WHAT NEEDS TO BE DONE: Please output the records below in full, exactly as given, but without the images.

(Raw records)

* begin *

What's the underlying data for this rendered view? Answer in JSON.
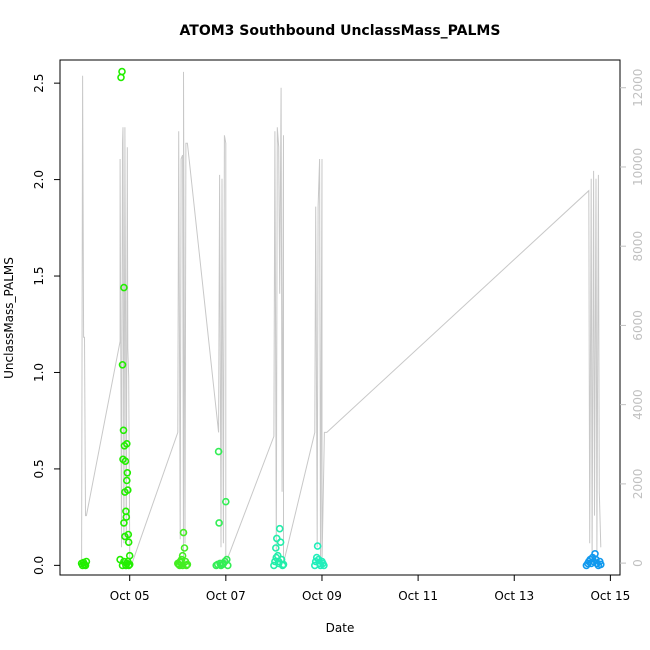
{
  "chart_data": {
    "type": "scatter",
    "title": "ATOM3 Southbound UnclassMass_PALMS",
    "xlabel": "Date",
    "ylabel": "UnclassMass_PALMS",
    "x_unit": "day of October",
    "xlim": [
      3.55,
      15.2
    ],
    "ylim": [
      -0.05,
      2.62
    ],
    "y2lim": [
      -300,
      12700
    ],
    "x_ticks": [
      {
        "value": 5,
        "label": "Oct 05"
      },
      {
        "value": 7,
        "label": "Oct 07"
      },
      {
        "value": 9,
        "label": "Oct 09"
      },
      {
        "value": 11,
        "label": "Oct 11"
      },
      {
        "value": 13,
        "label": "Oct 13"
      },
      {
        "value": 15,
        "label": "Oct 15"
      }
    ],
    "y_ticks": [
      {
        "value": 0.0,
        "label": "0.0"
      },
      {
        "value": 0.5,
        "label": "0.5"
      },
      {
        "value": 1.0,
        "label": "1.0"
      },
      {
        "value": 1.5,
        "label": "1.5"
      },
      {
        "value": 2.0,
        "label": "2.0"
      },
      {
        "value": 2.5,
        "label": "2.5"
      }
    ],
    "y2_ticks": [
      {
        "value": 0,
        "label": "0"
      },
      {
        "value": 2000,
        "label": "2000"
      },
      {
        "value": 4000,
        "label": "4000"
      },
      {
        "value": 6000,
        "label": "6000"
      },
      {
        "value": 8000,
        "label": "8000"
      },
      {
        "value": 10000,
        "label": "10000"
      },
      {
        "value": 12000,
        "label": "12000"
      }
    ],
    "colors": {
      "altitude_line": "#c8c8c8",
      "right_axis": "#c0c0c0",
      "axis": "#000000"
    },
    "altitude_line": {
      "name": "",
      "axis": "right",
      "x": [
        4.0,
        4.02,
        4.04,
        4.06,
        4.08,
        4.1,
        4.8,
        4.8,
        4.83,
        4.85,
        4.86,
        4.88,
        4.9,
        4.9,
        4.93,
        4.95,
        4.96,
        4.98,
        5.0,
        5.0,
        5.05,
        6.0,
        6.02,
        6.05,
        6.07,
        6.1,
        6.12,
        6.12,
        6.15,
        6.17,
        6.2,
        6.85,
        6.87,
        6.9,
        6.92,
        6.95,
        6.97,
        7.0,
        7.0,
        8.0,
        8.02,
        8.05,
        8.07,
        8.1,
        8.12,
        8.15,
        8.17,
        8.2,
        8.2,
        8.85,
        8.87,
        8.9,
        8.92,
        8.95,
        8.97,
        9.0,
        9.0,
        9.05,
        9.1,
        14.55,
        14.57,
        14.6,
        14.62,
        14.65,
        14.67,
        14.7,
        14.72,
        14.75,
        14.77,
        14.8
      ],
      "y": [
        0,
        12300,
        5700,
        5700,
        1200,
        1200,
        5600,
        10200,
        400,
        10600,
        11000,
        500,
        10400,
        11000,
        500,
        10500,
        5400,
        4700,
        500,
        0,
        0,
        3300,
        10900,
        600,
        10200,
        10300,
        0,
        12400,
        500,
        10600,
        10600,
        3300,
        9800,
        400,
        9700,
        500,
        10800,
        10600,
        0,
        3200,
        10900,
        300,
        11000,
        10500,
        6800,
        12000,
        1800,
        10800,
        0,
        3300,
        9000,
        400,
        9000,
        10200,
        0,
        10200,
        0,
        3300,
        3300,
        9400,
        500,
        9700,
        0,
        9900,
        1200,
        9700,
        300,
        9800,
        1800,
        400
      ]
    },
    "series": [
      {
        "name": "",
        "color": "#22ee00",
        "points": [
          [
            4.0,
            0.01
          ],
          [
            4.02,
            0.0
          ],
          [
            4.04,
            0.015
          ],
          [
            4.06,
            0.005
          ],
          [
            4.08,
            0.0
          ],
          [
            4.1,
            0.02
          ],
          [
            4.8,
            0.03
          ],
          [
            4.82,
            2.53
          ],
          [
            4.84,
            2.56
          ],
          [
            4.85,
            1.04
          ],
          [
            4.86,
            0.55
          ],
          [
            4.87,
            0.7
          ],
          [
            4.88,
            1.44
          ],
          [
            4.88,
            0.22
          ],
          [
            4.89,
            0.62
          ],
          [
            4.9,
            0.38
          ],
          [
            4.9,
            0.15
          ],
          [
            4.91,
            0.54
          ],
          [
            4.92,
            0.28
          ],
          [
            4.93,
            0.25
          ],
          [
            4.94,
            0.63
          ],
          [
            4.94,
            0.44
          ],
          [
            4.95,
            0.48
          ],
          [
            4.96,
            0.39
          ],
          [
            4.97,
            0.16
          ],
          [
            4.98,
            0.12
          ],
          [
            5.0,
            0.05
          ],
          [
            4.92,
            0.0
          ],
          [
            4.94,
            0.01
          ],
          [
            4.96,
            0.02
          ],
          [
            4.98,
            0.0
          ],
          [
            5.0,
            0.005
          ],
          [
            4.85,
            0.0
          ],
          [
            4.88,
            0.02
          ]
        ]
      },
      {
        "name": "",
        "color": "#44ee22",
        "points": [
          [
            6.0,
            0.01
          ],
          [
            6.02,
            0.005
          ],
          [
            6.04,
            0.0
          ],
          [
            6.06,
            0.015
          ],
          [
            6.08,
            0.03
          ],
          [
            6.1,
            0.05
          ],
          [
            6.12,
            0.17
          ],
          [
            6.14,
            0.09
          ],
          [
            6.16,
            0.02
          ],
          [
            6.18,
            0.0
          ],
          [
            6.2,
            0.005
          ],
          [
            6.05,
            0.02
          ],
          [
            6.1,
            0.0
          ]
        ]
      },
      {
        "name": "",
        "color": "#33ee55",
        "points": [
          [
            6.8,
            0.0
          ],
          [
            6.83,
            0.005
          ],
          [
            6.85,
            0.59
          ],
          [
            6.86,
            0.22
          ],
          [
            6.88,
            0.01
          ],
          [
            6.9,
            0.0
          ],
          [
            6.93,
            0.005
          ],
          [
            6.95,
            0.01
          ],
          [
            6.98,
            0.02
          ],
          [
            7.0,
            0.33
          ],
          [
            7.02,
            0.03
          ],
          [
            7.04,
            0.0
          ]
        ]
      },
      {
        "name": "",
        "color": "#22eeaa",
        "points": [
          [
            8.0,
            0.0
          ],
          [
            8.02,
            0.02
          ],
          [
            8.04,
            0.09
          ],
          [
            8.06,
            0.14
          ],
          [
            8.08,
            0.05
          ],
          [
            8.1,
            0.01
          ],
          [
            8.12,
            0.19
          ],
          [
            8.14,
            0.12
          ],
          [
            8.16,
            0.03
          ],
          [
            8.18,
            0.0
          ],
          [
            8.2,
            0.005
          ],
          [
            8.05,
            0.04
          ],
          [
            8.1,
            0.02
          ]
        ]
      },
      {
        "name": "",
        "color": "#22eebb",
        "points": [
          [
            8.85,
            0.0
          ],
          [
            8.87,
            0.02
          ],
          [
            8.89,
            0.04
          ],
          [
            8.91,
            0.1
          ],
          [
            8.93,
            0.03
          ],
          [
            8.95,
            0.01
          ],
          [
            8.97,
            0.0
          ],
          [
            9.0,
            0.02
          ],
          [
            9.02,
            0.01
          ],
          [
            9.04,
            0.0
          ]
        ]
      },
      {
        "name": "",
        "color": "#1199ee",
        "points": [
          [
            14.5,
            0.0
          ],
          [
            14.53,
            0.01
          ],
          [
            14.55,
            0.02
          ],
          [
            14.58,
            0.03
          ],
          [
            14.6,
            0.01
          ],
          [
            14.63,
            0.04
          ],
          [
            14.65,
            0.02
          ],
          [
            14.68,
            0.06
          ],
          [
            14.7,
            0.03
          ],
          [
            14.72,
            0.01
          ],
          [
            14.75,
            0.0
          ],
          [
            14.78,
            0.02
          ],
          [
            14.8,
            0.005
          ]
        ]
      }
    ]
  }
}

* end *

FINAL RESULT:
What's the underlying data for this rendered view? Answer in JSON.
{
  "chart_data": {
    "type": "scatter",
    "title": "ATOM3 Southbound UnclassMass_PALMS",
    "xlabel": "Date",
    "ylabel": "UnclassMass_PALMS",
    "x_unit": "day of October",
    "xlim": [
      3.55,
      15.2
    ],
    "ylim": [
      -0.05,
      2.62
    ],
    "y2lim": [
      -300,
      12700
    ],
    "x_ticks": [
      {
        "value": 5,
        "label": "Oct 05"
      },
      {
        "value": 7,
        "label": "Oct 07"
      },
      {
        "value": 9,
        "label": "Oct 09"
      },
      {
        "value": 11,
        "label": "Oct 11"
      },
      {
        "value": 13,
        "label": "Oct 13"
      },
      {
        "value": 15,
        "label": "Oct 15"
      }
    ],
    "y_ticks": [
      {
        "value": 0.0,
        "label": "0.0"
      },
      {
        "value": 0.5,
        "label": "0.5"
      },
      {
        "value": 1.0,
        "label": "1.0"
      },
      {
        "value": 1.5,
        "label": "1.5"
      },
      {
        "value": 2.0,
        "label": "2.0"
      },
      {
        "value": 2.5,
        "label": "2.5"
      }
    ],
    "y2_ticks": [
      {
        "value": 0,
        "label": "0"
      },
      {
        "value": 2000,
        "label": "2000"
      },
      {
        "value": 4000,
        "label": "4000"
      },
      {
        "value": 6000,
        "label": "6000"
      },
      {
        "value": 8000,
        "label": "8000"
      },
      {
        "value": 10000,
        "label": "10000"
      },
      {
        "value": 12000,
        "label": "12000"
      }
    ],
    "colors": {
      "altitude_line": "#c8c8c8",
      "right_axis": "#c0c0c0",
      "axis": "#000000"
    },
    "altitude_line": {
      "name": "",
      "axis": "right",
      "x": [
        4.0,
        4.02,
        4.04,
        4.06,
        4.08,
        4.1,
        4.8,
        4.8,
        4.83,
        4.85,
        4.86,
        4.88,
        4.9,
        4.9,
        4.93,
        4.95,
        4.96,
        4.98,
        5.0,
        5.0,
        5.05,
        6.0,
        6.02,
        6.05,
        6.07,
        6.1,
        6.12,
        6.12,
        6.15,
        6.17,
        6.2,
        6.85,
        6.87,
        6.9,
        6.92,
        6.95,
        6.97,
        7.0,
        7.0,
        8.0,
        8.02,
        8.05,
        8.07,
        8.1,
        8.12,
        8.15,
        8.17,
        8.2,
        8.2,
        8.85,
        8.87,
        8.9,
        8.92,
        8.95,
        8.97,
        9.0,
        9.0,
        9.05,
        9.1,
        14.55,
        14.57,
        14.6,
        14.62,
        14.65,
        14.67,
        14.7,
        14.72,
        14.75,
        14.77,
        14.8
      ],
      "y": [
        0,
        12300,
        5700,
        5700,
        1200,
        1200,
        5600,
        10200,
        400,
        10600,
        11000,
        500,
        10400,
        11000,
        500,
        10500,
        5400,
        4700,
        500,
        0,
        0,
        3300,
        10900,
        600,
        10200,
        10300,
        0,
        12400,
        500,
        10600,
        10600,
        3300,
        9800,
        400,
        9700,
        500,
        10800,
        10600,
        0,
        3200,
        10900,
        300,
        11000,
        10500,
        6800,
        12000,
        1800,
        10800,
        0,
        3300,
        9000,
        400,
        9000,
        10200,
        0,
        10200,
        0,
        3300,
        3300,
        9400,
        500,
        9700,
        0,
        9900,
        1200,
        9700,
        300,
        9800,
        1800,
        400
      ]
    },
    "series": [
      {
        "name": "",
        "color": "#22ee00",
        "points": [
          [
            4.0,
            0.01
          ],
          [
            4.02,
            0.0
          ],
          [
            4.04,
            0.015
          ],
          [
            4.06,
            0.005
          ],
          [
            4.08,
            0.0
          ],
          [
            4.1,
            0.02
          ],
          [
            4.8,
            0.03
          ],
          [
            4.82,
            2.53
          ],
          [
            4.84,
            2.56
          ],
          [
            4.85,
            1.04
          ],
          [
            4.86,
            0.55
          ],
          [
            4.87,
            0.7
          ],
          [
            4.88,
            1.44
          ],
          [
            4.88,
            0.22
          ],
          [
            4.89,
            0.62
          ],
          [
            4.9,
            0.38
          ],
          [
            4.9,
            0.15
          ],
          [
            4.91,
            0.54
          ],
          [
            4.92,
            0.28
          ],
          [
            4.93,
            0.25
          ],
          [
            4.94,
            0.63
          ],
          [
            4.94,
            0.44
          ],
          [
            4.95,
            0.48
          ],
          [
            4.96,
            0.39
          ],
          [
            4.97,
            0.16
          ],
          [
            4.98,
            0.12
          ],
          [
            5.0,
            0.05
          ],
          [
            4.92,
            0.0
          ],
          [
            4.94,
            0.01
          ],
          [
            4.96,
            0.02
          ],
          [
            4.98,
            0.0
          ],
          [
            5.0,
            0.005
          ],
          [
            4.85,
            0.0
          ],
          [
            4.88,
            0.02
          ]
        ]
      },
      {
        "name": "",
        "color": "#44ee22",
        "points": [
          [
            6.0,
            0.01
          ],
          [
            6.02,
            0.005
          ],
          [
            6.04,
            0.0
          ],
          [
            6.06,
            0.015
          ],
          [
            6.08,
            0.03
          ],
          [
            6.1,
            0.05
          ],
          [
            6.12,
            0.17
          ],
          [
            6.14,
            0.09
          ],
          [
            6.16,
            0.02
          ],
          [
            6.18,
            0.0
          ],
          [
            6.2,
            0.005
          ],
          [
            6.05,
            0.02
          ],
          [
            6.1,
            0.0
          ]
        ]
      },
      {
        "name": "",
        "color": "#33ee55",
        "points": [
          [
            6.8,
            0.0
          ],
          [
            6.83,
            0.005
          ],
          [
            6.85,
            0.59
          ],
          [
            6.86,
            0.22
          ],
          [
            6.88,
            0.01
          ],
          [
            6.9,
            0.0
          ],
          [
            6.93,
            0.005
          ],
          [
            6.95,
            0.01
          ],
          [
            6.98,
            0.02
          ],
          [
            7.0,
            0.33
          ],
          [
            7.02,
            0.03
          ],
          [
            7.04,
            0.0
          ]
        ]
      },
      {
        "name": "",
        "color": "#22eeaa",
        "points": [
          [
            8.0,
            0.0
          ],
          [
            8.02,
            0.02
          ],
          [
            8.04,
            0.09
          ],
          [
            8.06,
            0.14
          ],
          [
            8.08,
            0.05
          ],
          [
            8.1,
            0.01
          ],
          [
            8.12,
            0.19
          ],
          [
            8.14,
            0.12
          ],
          [
            8.16,
            0.03
          ],
          [
            8.18,
            0.0
          ],
          [
            8.2,
            0.005
          ],
          [
            8.05,
            0.04
          ],
          [
            8.1,
            0.02
          ]
        ]
      },
      {
        "name": "",
        "color": "#22eebb",
        "points": [
          [
            8.85,
            0.0
          ],
          [
            8.87,
            0.02
          ],
          [
            8.89,
            0.04
          ],
          [
            8.91,
            0.1
          ],
          [
            8.93,
            0.03
          ],
          [
            8.95,
            0.01
          ],
          [
            8.97,
            0.0
          ],
          [
            9.0,
            0.02
          ],
          [
            9.02,
            0.01
          ],
          [
            9.04,
            0.0
          ]
        ]
      },
      {
        "name": "",
        "color": "#1199ee",
        "points": [
          [
            14.5,
            0.0
          ],
          [
            14.53,
            0.01
          ],
          [
            14.55,
            0.02
          ],
          [
            14.58,
            0.03
          ],
          [
            14.6,
            0.01
          ],
          [
            14.63,
            0.04
          ],
          [
            14.65,
            0.02
          ],
          [
            14.68,
            0.06
          ],
          [
            14.7,
            0.03
          ],
          [
            14.72,
            0.01
          ],
          [
            14.75,
            0.0
          ],
          [
            14.78,
            0.02
          ],
          [
            14.8,
            0.005
          ]
        ]
      }
    ]
  }
}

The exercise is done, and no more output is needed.